* _Provided records_:
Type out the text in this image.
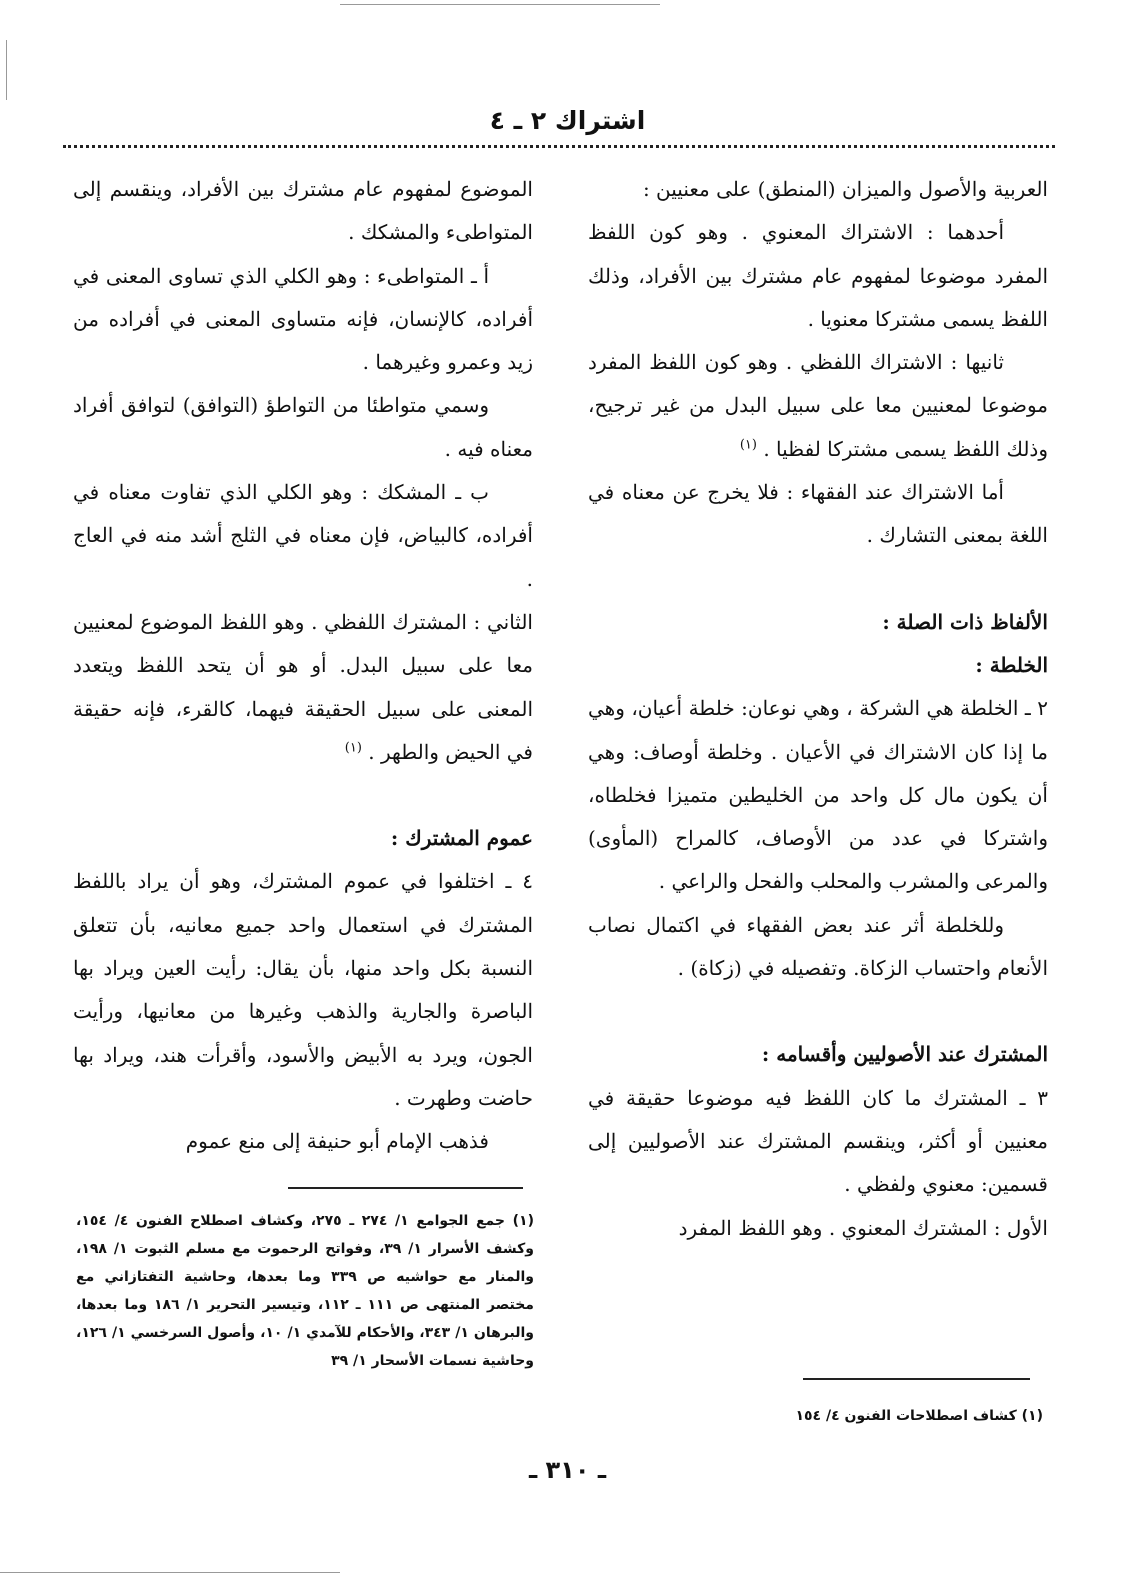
اشتراك ٢ ـ ٤

العربية والأصول والميزان (المنطق) على معنيين :

أحدهما : الاشتراك المعنوي . وهو كون اللفظ المفرد موضوعا لمفهوم عام مشترك بين الأفراد، وذلك اللفظ يسمى مشتركا معنويا .

ثانيها : الاشتراك اللفظي . وهو كون اللفظ المفرد موضوعا لمعنيين معا على سبيل البدل من غير ترجيح، وذلك اللفظ يسمى مشتركا لفظيا . $^{(١)}$

أما الاشتراك عند الفقهاء : فلا يخرج عن معناه في اللغة بمعنى التشارك .

الألفاظ ذات الصلة :

الخلطة :

٢ ـ الخلطة هي الشركة ، وهي نوعان: خلطة أعيان، وهي ما إذا كان الاشتراك في الأعيان . وخلطة أوصاف: وهي أن يكون مال كل واحد من الخليطين متميزا فخلطاه، واشتركا في عدد من الأوصاف، كالمراح (المأوى) والمرعى والمشرب والمحلب والفحل والراعي .

وللخلطة أثر عند بعض الفقهاء في اكتمال نصاب الأنعام واحتساب الزكاة. وتفصيله في (زكاة) .

المشترك عند الأصوليين وأقسامه :

٣ ـ المشترك ما كان اللفظ فيه موضوعا حقيقة في معنيين أو أكثر، وينقسم المشترك عند الأصوليين إلى قسمين: معنوي ولفظي .

الأول : المشترك المعنوي . وهو اللفظ المفرد

الموضوع لمفهوم عام مشترك بين الأفراد، وينقسم إلى المتواطىء والمشكك .

أ ـ المتواطىء : وهو الكلي الذي تساوى المعنى في أفراده، كالإنسان، فإنه متساوى المعنى في أفراده من زيد وعمرو وغيرهما .

وسمي متواطئا من التواطؤ (التوافق) لتوافق أفراد معناه فيه .

ب ـ المشكك : وهو الكلي الذي تفاوت معناه في أفراده، كالبياض، فإن معناه في الثلج أشد منه في العاج .

الثاني : المشترك اللفظي . وهو اللفظ الموضوع لمعنيين معا على سبيل البدل. أو هو أن يتحد اللفظ ويتعدد المعنى على سبيل الحقيقة فيهما، كالقرء، فإنه حقيقة في الحيض والطهر . $^{(١)}$

عموم المشترك :

٤ ـ اختلفوا في عموم المشترك، وهو أن يراد باللفظ المشترك في استعمال واحد جميع معانيه، بأن تتعلق النسبة بكل واحد منها، بأن يقال: رأيت العين ويراد بها الباصرة والجارية والذهب وغيرها من معانيها، ورأيت الجون، ويرد به الأبيض والأسود، وأقرأت هند، ويراد بها حاضت وطهرت .

فذهب الإمام أبو حنيفة إلى منع عموم

(١) جمع الجوامع ١/ ٢٧٤ ـ ٢٧٥، وكشاف اصطلاح الفنون ٤/ ١٥٤، وكشف الأسرار ١/ ٣٩، وفواتح الرحموت مع مسلم الثبوت ١/ ١٩٨، والمنار مع حواشيه ص ٣٣٩ وما بعدها، وحاشية التفتازاني مع مختصر المنتهى ص ١١١ ـ ١١٢، وتيسير التحرير ١/ ١٨٦ وما بعدها، والبرهان ١/ ٣٤٣، والأحكام للآمدي ١/ ١٠، وأصول السرخسي ١/ ١٢٦، وحاشية نسمات الأسحار ١/ ٣٩
(١) كشاف اصطلاحات الفنون ٤/ ١٥٤
ـ ٣١٠ ـ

* _Exercise instructions_: Leave the pictures out and print the records above exactly as they stand.

* _Problem solution_:
Type out the text in this image.
اشتراك ٢ ـ ٤

العربية والأصول والميزان (المنطق) على معنيين :

أحدهما : الاشتراك المعنوي . وهو كون اللفظ المفرد موضوعا لمفهوم عام مشترك بين الأفراد، وذلك اللفظ يسمى مشتركا معنويا .

ثانيها : الاشتراك اللفظي . وهو كون اللفظ المفرد موضوعا لمعنيين معا على سبيل البدل من غير ترجيح، وذلك اللفظ يسمى مشتركا لفظيا . $^{(١)}$

أما الاشتراك عند الفقهاء : فلا يخرج عن معناه في اللغة بمعنى التشارك .

الألفاظ ذات الصلة :

الخلطة :

٢ ـ الخلطة هي الشركة ، وهي نوعان: خلطة أعيان، وهي ما إذا كان الاشتراك في الأعيان . وخلطة أوصاف: وهي أن يكون مال كل واحد من الخليطين متميزا فخلطاه، واشتركا في عدد من الأوصاف، كالمراح (المأوى) والمرعى والمشرب والمحلب والفحل والراعي .

وللخلطة أثر عند بعض الفقهاء في اكتمال نصاب الأنعام واحتساب الزكاة. وتفصيله في (زكاة) .

المشترك عند الأصوليين وأقسامه :

٣ ـ المشترك ما كان اللفظ فيه موضوعا حقيقة في معنيين أو أكثر، وينقسم المشترك عند الأصوليين إلى قسمين: معنوي ولفظي .

الأول : المشترك المعنوي . وهو اللفظ المفرد

الموضوع لمفهوم عام مشترك بين الأفراد، وينقسم إلى المتواطىء والمشكك .

أ ـ المتواطىء : وهو الكلي الذي تساوى المعنى في أفراده، كالإنسان، فإنه متساوى المعنى في أفراده من زيد وعمرو وغيرهما .

وسمي متواطئا من التواطؤ (التوافق) لتوافق أفراد معناه فيه .

ب ـ المشكك : وهو الكلي الذي تفاوت معناه في أفراده، كالبياض، فإن معناه في الثلج أشد منه في العاج .

الثاني : المشترك اللفظي . وهو اللفظ الموضوع لمعنيين معا على سبيل البدل. أو هو أن يتحد اللفظ ويتعدد المعنى على سبيل الحقيقة فيهما، كالقرء، فإنه حقيقة في الحيض والطهر . $^{(١)}$

عموم المشترك :

٤ ـ اختلفوا في عموم المشترك، وهو أن يراد باللفظ المشترك في استعمال واحد جميع معانيه، بأن تتعلق النسبة بكل واحد منها، بأن يقال: رأيت العين ويراد بها الباصرة والجارية والذهب وغيرها من معانيها، ورأيت الجون، ويرد به الأبيض والأسود، وأقرأت هند، ويراد بها حاضت وطهرت .

فذهب الإمام أبو حنيفة إلى منع عموم

(١) جمع الجوامع ١/ ٢٧٤ ـ ٢٧٥، وكشاف اصطلاح الفنون ٤/ ١٥٤، وكشف الأسرار ١/ ٣٩، وفواتح الرحموت مع مسلم الثبوت ١/ ١٩٨، والمنار مع حواشيه ص ٣٣٩ وما بعدها، وحاشية التفتازاني مع مختصر المنتهى ص ١١١ ـ ١١٢، وتيسير التحرير ١/ ١٨٦ وما بعدها، والبرهان ١/ ٣٤٣، والأحكام للآمدي ١/ ١٠، وأصول السرخسي ١/ ١٢٦، وحاشية نسمات الأسحار ١/ ٣٩
(١) كشاف اصطلاحات الفنون ٤/ ١٥٤
ـ ٣١٠ ـ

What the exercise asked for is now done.